## STATED TASK
Pick out each line in the listing that contains the string "cart" and copy those lines.

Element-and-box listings
:::

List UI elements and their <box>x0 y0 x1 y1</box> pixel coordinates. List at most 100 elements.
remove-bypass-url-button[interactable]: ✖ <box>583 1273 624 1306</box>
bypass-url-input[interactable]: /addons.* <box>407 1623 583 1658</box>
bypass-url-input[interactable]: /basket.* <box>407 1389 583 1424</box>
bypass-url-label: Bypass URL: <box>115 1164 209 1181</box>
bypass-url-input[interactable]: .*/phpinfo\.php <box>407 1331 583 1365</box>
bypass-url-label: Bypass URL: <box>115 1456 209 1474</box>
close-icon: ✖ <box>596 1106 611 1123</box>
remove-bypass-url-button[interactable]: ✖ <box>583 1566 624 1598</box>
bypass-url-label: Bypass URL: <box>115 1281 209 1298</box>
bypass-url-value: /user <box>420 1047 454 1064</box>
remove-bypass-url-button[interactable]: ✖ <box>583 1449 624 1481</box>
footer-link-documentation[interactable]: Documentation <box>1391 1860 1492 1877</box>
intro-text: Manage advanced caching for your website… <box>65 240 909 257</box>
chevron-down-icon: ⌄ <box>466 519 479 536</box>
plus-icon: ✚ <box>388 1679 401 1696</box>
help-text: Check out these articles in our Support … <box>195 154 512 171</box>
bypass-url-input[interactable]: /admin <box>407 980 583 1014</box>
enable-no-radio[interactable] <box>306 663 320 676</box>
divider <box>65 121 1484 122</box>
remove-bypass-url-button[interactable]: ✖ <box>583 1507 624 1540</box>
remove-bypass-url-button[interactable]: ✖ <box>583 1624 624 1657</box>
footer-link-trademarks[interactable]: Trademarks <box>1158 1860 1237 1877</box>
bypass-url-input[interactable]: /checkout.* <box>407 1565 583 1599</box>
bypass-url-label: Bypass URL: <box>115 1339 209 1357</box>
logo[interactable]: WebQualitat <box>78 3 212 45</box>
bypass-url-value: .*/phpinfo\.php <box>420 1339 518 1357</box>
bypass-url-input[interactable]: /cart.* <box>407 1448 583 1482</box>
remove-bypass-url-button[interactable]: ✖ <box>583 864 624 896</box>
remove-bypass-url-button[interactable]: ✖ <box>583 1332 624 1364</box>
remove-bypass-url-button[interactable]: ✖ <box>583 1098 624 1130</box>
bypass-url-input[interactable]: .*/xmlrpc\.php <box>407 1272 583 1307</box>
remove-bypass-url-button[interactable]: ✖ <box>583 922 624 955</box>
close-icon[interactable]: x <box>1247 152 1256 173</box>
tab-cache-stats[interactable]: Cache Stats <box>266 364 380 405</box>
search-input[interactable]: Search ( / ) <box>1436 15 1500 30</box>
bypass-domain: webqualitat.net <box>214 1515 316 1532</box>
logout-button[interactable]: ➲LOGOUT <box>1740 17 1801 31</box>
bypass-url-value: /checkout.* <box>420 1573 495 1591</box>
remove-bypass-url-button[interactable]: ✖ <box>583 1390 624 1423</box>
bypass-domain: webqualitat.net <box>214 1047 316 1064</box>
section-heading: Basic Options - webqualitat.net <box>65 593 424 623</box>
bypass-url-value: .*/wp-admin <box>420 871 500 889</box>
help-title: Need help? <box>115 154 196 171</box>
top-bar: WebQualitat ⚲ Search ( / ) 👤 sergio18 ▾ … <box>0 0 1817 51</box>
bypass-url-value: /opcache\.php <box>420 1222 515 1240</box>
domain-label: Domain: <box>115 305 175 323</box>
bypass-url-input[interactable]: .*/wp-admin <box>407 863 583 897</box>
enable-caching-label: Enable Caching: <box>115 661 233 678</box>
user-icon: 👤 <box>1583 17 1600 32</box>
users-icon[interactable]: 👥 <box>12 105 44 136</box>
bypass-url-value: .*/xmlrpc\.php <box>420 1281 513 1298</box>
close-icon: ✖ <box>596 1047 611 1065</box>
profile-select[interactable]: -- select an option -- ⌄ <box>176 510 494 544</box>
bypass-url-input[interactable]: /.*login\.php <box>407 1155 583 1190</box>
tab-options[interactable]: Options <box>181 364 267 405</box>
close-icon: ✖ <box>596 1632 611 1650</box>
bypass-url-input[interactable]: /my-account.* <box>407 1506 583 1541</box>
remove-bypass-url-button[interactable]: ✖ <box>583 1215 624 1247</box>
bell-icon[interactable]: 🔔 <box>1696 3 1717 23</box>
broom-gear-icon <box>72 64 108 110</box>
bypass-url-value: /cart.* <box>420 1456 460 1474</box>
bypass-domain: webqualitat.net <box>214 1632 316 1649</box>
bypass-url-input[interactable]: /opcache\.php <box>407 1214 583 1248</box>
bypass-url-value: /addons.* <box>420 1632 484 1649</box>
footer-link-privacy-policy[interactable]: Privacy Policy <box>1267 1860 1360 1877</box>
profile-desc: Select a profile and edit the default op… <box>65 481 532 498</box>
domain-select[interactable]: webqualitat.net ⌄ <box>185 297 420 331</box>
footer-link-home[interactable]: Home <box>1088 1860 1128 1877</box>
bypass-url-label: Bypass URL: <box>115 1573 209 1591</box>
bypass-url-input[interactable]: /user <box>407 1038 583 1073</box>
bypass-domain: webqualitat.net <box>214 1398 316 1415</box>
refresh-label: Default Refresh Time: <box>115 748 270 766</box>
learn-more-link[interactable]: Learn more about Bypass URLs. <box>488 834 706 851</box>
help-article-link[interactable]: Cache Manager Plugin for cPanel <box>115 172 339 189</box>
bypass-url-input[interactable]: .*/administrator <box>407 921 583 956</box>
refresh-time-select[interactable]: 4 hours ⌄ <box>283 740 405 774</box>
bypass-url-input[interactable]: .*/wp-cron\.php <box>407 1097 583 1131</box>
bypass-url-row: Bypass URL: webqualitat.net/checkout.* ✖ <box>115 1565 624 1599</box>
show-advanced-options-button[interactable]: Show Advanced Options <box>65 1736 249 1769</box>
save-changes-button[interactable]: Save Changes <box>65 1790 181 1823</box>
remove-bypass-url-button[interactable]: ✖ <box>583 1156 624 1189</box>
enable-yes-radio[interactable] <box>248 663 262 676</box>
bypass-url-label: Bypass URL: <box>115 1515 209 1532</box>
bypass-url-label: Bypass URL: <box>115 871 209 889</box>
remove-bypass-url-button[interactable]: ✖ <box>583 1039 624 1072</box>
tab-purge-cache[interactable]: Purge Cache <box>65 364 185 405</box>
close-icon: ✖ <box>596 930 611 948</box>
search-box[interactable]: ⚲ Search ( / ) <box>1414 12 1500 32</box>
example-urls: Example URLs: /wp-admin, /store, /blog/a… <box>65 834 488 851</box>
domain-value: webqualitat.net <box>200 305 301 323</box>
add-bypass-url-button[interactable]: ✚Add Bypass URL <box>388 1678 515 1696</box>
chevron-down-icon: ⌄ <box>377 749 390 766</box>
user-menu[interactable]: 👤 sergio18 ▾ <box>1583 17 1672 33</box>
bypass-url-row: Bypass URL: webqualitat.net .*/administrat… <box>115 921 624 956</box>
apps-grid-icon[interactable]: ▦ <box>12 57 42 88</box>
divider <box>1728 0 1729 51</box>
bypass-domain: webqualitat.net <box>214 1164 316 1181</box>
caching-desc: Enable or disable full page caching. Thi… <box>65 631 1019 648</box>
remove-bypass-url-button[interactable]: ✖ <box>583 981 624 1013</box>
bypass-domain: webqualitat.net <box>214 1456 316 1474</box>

:::

## SOLUTION TO THE PROBLEM
bypass-url-input[interactable]: /cart.* <box>407 1448 583 1482</box>
bypass-url-value: /cart.* <box>420 1456 460 1474</box>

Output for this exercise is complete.